In your copy, leave out the pictures; write out all the data exactly.

[Stored data]

☆ ☆ ☆ ☆ ☆

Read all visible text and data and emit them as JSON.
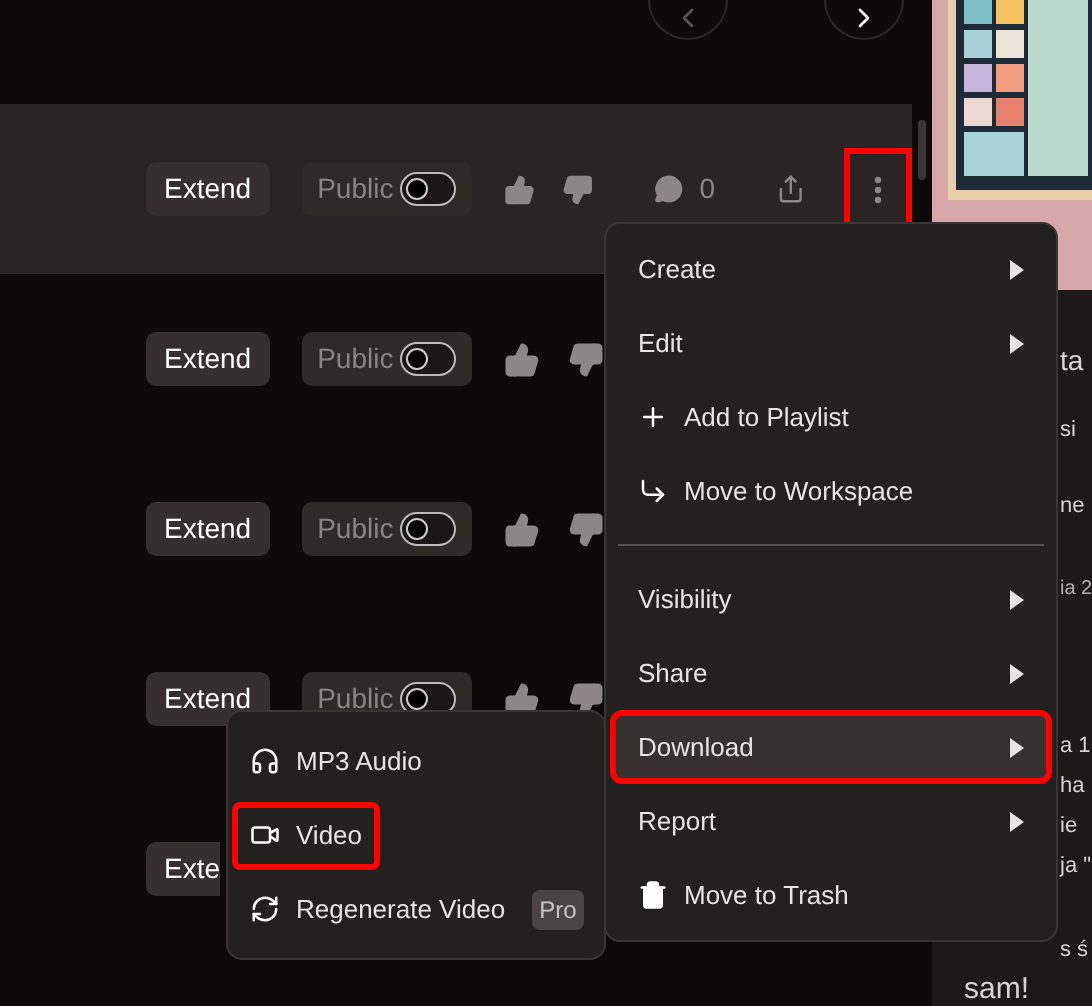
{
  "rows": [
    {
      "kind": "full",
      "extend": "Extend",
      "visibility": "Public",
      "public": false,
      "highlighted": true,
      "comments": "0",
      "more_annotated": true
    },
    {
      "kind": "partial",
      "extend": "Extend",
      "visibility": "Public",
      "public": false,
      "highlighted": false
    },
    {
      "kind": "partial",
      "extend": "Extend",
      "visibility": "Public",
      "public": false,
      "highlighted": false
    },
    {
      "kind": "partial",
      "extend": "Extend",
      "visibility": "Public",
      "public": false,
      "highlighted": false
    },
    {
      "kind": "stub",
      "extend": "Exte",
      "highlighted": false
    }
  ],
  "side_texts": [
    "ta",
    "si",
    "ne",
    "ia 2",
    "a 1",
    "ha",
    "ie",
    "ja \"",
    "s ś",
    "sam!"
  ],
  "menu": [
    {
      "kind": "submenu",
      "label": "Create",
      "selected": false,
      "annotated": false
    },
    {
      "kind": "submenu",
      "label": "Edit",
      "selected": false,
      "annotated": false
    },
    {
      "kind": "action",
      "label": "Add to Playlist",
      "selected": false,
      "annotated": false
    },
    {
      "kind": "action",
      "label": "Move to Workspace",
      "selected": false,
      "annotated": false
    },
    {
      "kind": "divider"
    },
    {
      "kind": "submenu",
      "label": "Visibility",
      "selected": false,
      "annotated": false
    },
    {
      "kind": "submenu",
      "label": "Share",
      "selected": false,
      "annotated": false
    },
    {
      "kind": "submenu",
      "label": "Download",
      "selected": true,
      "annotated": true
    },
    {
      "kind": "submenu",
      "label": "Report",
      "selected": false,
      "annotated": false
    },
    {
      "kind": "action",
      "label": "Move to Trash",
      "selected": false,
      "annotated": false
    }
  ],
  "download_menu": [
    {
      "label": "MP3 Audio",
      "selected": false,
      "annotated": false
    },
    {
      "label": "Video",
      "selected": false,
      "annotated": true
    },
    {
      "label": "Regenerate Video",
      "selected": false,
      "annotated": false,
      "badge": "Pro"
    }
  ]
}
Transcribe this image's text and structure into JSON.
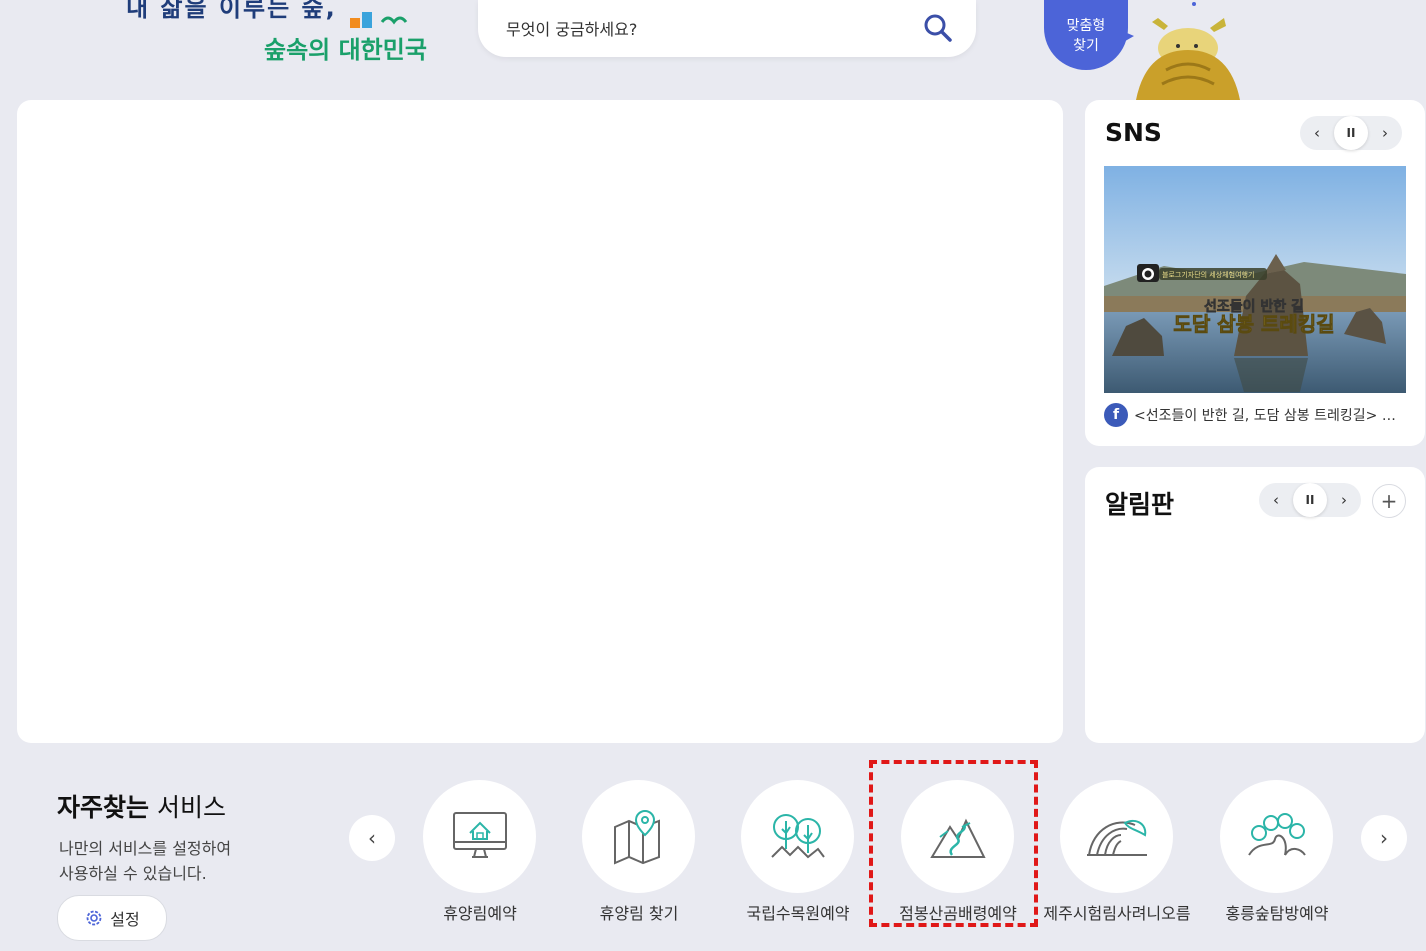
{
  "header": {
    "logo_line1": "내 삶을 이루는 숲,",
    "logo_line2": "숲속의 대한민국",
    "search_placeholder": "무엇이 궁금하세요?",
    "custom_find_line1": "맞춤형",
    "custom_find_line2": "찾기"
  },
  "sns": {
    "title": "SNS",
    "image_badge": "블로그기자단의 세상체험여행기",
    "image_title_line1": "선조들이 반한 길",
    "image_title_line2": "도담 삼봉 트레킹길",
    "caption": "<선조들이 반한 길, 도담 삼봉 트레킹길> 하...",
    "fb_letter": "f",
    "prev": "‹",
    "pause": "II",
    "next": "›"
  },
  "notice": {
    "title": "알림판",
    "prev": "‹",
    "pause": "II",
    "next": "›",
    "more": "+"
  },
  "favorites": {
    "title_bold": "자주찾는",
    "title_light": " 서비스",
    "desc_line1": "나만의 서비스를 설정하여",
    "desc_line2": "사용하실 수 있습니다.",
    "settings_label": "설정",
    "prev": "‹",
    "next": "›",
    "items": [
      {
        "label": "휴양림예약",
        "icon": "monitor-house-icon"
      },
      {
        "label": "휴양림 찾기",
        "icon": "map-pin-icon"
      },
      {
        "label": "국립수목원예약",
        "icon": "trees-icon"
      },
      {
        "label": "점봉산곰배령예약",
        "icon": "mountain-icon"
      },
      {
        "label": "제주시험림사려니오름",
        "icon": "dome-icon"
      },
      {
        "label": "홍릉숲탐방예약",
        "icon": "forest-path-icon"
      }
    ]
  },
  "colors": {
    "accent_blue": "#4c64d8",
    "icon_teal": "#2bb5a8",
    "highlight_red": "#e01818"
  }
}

☆ ☆ ☆ ☆ ☆

**Result:**
Read all visible text and data and emit them as JSON.
{
  "rows": [
    {
      "kind": "full",
      "extend": "Extend",
      "visibility": "Public",
      "public": false,
      "highlighted": true,
      "comments": "0",
      "more_annotated": true
    },
    {
      "kind": "partial",
      "extend": "Extend",
      "visibility": "Public",
      "public": false,
      "highlighted": false
    },
    {
      "kind": "partial",
      "extend": "Extend",
      "visibility": "Public",
      "public": false,
      "highlighted": false
    },
    {
      "kind": "partial",
      "extend": "Extend",
      "visibility": "Public",
      "public": false,
      "highlighted": false
    },
    {
      "kind": "stub",
      "extend": "Exte",
      "highlighted": false
    }
  ],
  "side_texts": [
    "ta",
    "si",
    "ne",
    "ia 2",
    "a 1",
    "ha",
    "ie",
    "ja \"",
    "s ś",
    "sam!"
  ],
  "menu": [
    {
      "kind": "submenu",
      "label": "Create",
      "selected": false,
      "annotated": false
    },
    {
      "kind": "submenu",
      "label": "Edit",
      "selected": false,
      "annotated": false
    },
    {
      "kind": "action",
      "label": "Add to Playlist",
      "selected": false,
      "annotated": false
    },
    {
      "kind": "action",
      "label": "Move to Workspace",
      "selected": false,
      "annotated": false
    },
    {
      "kind": "divider"
    },
    {
      "kind": "submenu",
      "label": "Visibility",
      "selected": false,
      "annotated": false
    },
    {
      "kind": "submenu",
      "label": "Share",
      "selected": false,
      "annotated": false
    },
    {
      "kind": "submenu",
      "label": "Download",
      "selected": true,
      "annotated": true
    },
    {
      "kind": "submenu",
      "label": "Report",
      "selected": false,
      "annotated": false
    },
    {
      "kind": "action",
      "label": "Move to Trash",
      "selected": false,
      "annotated": false
    }
  ],
  "download_menu": [
    {
      "label": "MP3 Audio",
      "selected": false,
      "annotated": false
    },
    {
      "label": "Video",
      "selected": false,
      "annotated": true
    },
    {
      "label": "Regenerate Video",
      "selected": false,
      "annotated": false,
      "badge": "Pro"
    }
  ]
}
Transcribe this image's text and structure into JSON.
{
  "header": {
    "logo_line1": "내 삶을 이루는 숲,",
    "logo_line2": "숲속의 대한민국",
    "search_placeholder": "무엇이 궁금하세요?",
    "custom_find_line1": "맞춤형",
    "custom_find_line2": "찾기"
  },
  "sns": {
    "title": "SNS",
    "image_badge": "블로그기자단의 세상체험여행기",
    "image_title_line1": "선조들이 반한 길",
    "image_title_line2": "도담 삼봉 트레킹길",
    "caption": "<선조들이 반한 길, 도담 삼봉 트레킹길> 하...",
    "fb_letter": "f",
    "prev": "‹",
    "pause": "II",
    "next": "›"
  },
  "notice": {
    "title": "알림판",
    "prev": "‹",
    "pause": "II",
    "next": "›",
    "more": "+"
  },
  "favorites": {
    "title_bold": "자주찾는",
    "title_light": " 서비스",
    "desc_line1": "나만의 서비스를 설정하여",
    "desc_line2": "사용하실 수 있습니다.",
    "settings_label": "설정",
    "prev": "‹",
    "next": "›",
    "items": [
      {
        "label": "휴양림예약",
        "icon": "monitor-house-icon"
      },
      {
        "label": "휴양림 찾기",
        "icon": "map-pin-icon"
      },
      {
        "label": "국립수목원예약",
        "icon": "trees-icon"
      },
      {
        "label": "점봉산곰배령예약",
        "icon": "mountain-icon"
      },
      {
        "label": "제주시험림사려니오름",
        "icon": "dome-icon"
      },
      {
        "label": "홍릉숲탐방예약",
        "icon": "forest-path-icon"
      }
    ]
  },
  "colors": {
    "accent_blue": "#4c64d8",
    "icon_teal": "#2bb5a8",
    "highlight_red": "#e01818"
  }
}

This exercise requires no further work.